*KETENTUAN 1*: Menurut penelitian IMF yang dikutip dalam artikel tentang dampak ekonomi konflik geopolitik, berapa rata-rata kenaikan inflasi domestik dalam jangka pendek untuk setiap kenaikan 10% inflasi minyak global?
*KETENTUAN 2*: Laporkan secara utuh setiap baris daftar yang memuat string "label".

*KUTIPAN TEKS*:
Mohon tunggu...
Abdul Haris
Abdul Haris Mohon Tunggu... Bankir - Menulis Untuk Berbagi

Berbagi pemikiran lewat tulisan. Bertukar pengetahuan dengan tulisan. Mengurangi lisan menambah tulisan.

Selanjutnya

Tutup

Money Artikel Utama

Dampak Ekonomi Konflik Geopolitik

22 April 2024   22:39 Diperbarui: 23 April 2024   16:51 286
+
Laporkan Konten
Laporkan Akun
Kompasiana adalah platform blog. Konten ini menjadi tanggung jawab bloger dan tidak mewakili pandangan redaksi Kompas.
Lihat foto
Ilustrasi (Shutterstock via KOMPAS.com)

Setiap 10% kenaikan inflasi minyak global, secara rata-rata meningkatkan inflasi domestik hingga 0,4% dalam jangka pendek. Itulah kesimpulan sebuah penelitian dari International Monetary Fund (IMF). 

Ketegangan Geopolitik

Kondisi geopolitik melanjutkan ketidakpastiannya pasca serangan balasan Iran ke Israel. Serangan ini memantik kekhawatiran terjadinya aksi saling balas.

Jika konflik berkelanjutan maka perseteruan dapat melibatkan negara-negara kuat lainnya. Sebut saja, Amerika Serikat dan beberapa negara Eropa, maupun negara axis of adverseries, yakni Rusia, Tiongkok, bahkan Korea Utara.

Negara-negara tersebut tidak hanya pemilik senjata pemusnah massal, sebagian diantaranya merupakan penguasa sumber daya alam utama penggerak perekonomian dunia, minyak bumi. Ditambahkan lagi, mereka juga pemain inti perekonomian global.

*DATA YANG DIBERIKAN*:
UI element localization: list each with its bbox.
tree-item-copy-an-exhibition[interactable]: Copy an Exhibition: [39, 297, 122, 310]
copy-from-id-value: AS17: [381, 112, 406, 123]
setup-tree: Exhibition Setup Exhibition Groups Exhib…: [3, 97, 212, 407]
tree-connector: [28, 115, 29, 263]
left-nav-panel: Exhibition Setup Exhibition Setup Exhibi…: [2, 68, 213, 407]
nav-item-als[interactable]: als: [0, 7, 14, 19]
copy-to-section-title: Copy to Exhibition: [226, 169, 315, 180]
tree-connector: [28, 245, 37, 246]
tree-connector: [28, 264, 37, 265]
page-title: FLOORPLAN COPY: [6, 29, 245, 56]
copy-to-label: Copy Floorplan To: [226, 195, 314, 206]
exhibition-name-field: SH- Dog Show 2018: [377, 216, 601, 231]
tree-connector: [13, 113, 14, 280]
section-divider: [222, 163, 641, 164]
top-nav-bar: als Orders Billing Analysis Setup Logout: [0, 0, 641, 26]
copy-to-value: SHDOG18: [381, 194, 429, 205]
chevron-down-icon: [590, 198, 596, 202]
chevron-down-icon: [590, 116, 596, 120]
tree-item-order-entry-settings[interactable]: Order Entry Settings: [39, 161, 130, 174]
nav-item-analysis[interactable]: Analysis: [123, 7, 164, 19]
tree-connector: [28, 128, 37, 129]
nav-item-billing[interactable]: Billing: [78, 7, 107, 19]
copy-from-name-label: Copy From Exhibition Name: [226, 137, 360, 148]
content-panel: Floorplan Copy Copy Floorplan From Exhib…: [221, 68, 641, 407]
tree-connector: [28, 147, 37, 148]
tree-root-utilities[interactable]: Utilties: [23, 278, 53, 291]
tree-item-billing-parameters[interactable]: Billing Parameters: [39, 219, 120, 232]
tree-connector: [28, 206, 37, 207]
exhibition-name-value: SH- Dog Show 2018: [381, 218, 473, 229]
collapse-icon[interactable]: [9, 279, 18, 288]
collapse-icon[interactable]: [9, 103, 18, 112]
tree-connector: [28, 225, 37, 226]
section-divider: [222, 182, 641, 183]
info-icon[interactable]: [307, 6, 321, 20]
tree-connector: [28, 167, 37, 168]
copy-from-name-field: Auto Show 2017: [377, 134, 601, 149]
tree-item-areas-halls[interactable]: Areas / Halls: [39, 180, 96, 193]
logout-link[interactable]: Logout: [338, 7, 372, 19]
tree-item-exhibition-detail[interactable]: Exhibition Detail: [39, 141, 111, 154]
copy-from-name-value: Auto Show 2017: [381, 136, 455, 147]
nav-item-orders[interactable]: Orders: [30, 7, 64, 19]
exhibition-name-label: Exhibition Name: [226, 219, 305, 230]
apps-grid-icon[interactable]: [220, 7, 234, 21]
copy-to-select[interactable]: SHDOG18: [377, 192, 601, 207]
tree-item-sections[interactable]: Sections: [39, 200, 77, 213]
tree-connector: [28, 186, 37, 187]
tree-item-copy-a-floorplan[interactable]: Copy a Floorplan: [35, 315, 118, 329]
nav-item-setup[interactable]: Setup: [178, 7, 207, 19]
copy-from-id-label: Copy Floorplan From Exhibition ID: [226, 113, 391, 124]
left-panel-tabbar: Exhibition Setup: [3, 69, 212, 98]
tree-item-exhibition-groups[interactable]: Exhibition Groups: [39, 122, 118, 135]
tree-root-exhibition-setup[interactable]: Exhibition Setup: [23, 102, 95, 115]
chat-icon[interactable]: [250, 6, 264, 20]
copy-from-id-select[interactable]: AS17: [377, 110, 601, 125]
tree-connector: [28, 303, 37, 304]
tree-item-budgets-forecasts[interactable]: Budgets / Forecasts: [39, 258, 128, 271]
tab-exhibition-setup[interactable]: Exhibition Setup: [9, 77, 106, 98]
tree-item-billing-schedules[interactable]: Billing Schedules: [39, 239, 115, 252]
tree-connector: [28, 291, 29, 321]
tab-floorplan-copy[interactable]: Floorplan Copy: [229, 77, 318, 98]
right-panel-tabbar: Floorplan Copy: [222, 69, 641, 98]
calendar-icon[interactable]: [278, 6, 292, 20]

*HASIL 1*: Rata-rata hingga 0,4%.

*HASIL 2*:
copy-to-label: Copy Floorplan To: [226, 195, 314, 206]
copy-from-name-label: Copy From Exhibition Name: [226, 137, 360, 148]
exhibition-name-label: Exhibition Name: [226, 219, 305, 230]
copy-from-id-label: Copy Floorplan From Exhibition ID: [226, 113, 391, 124]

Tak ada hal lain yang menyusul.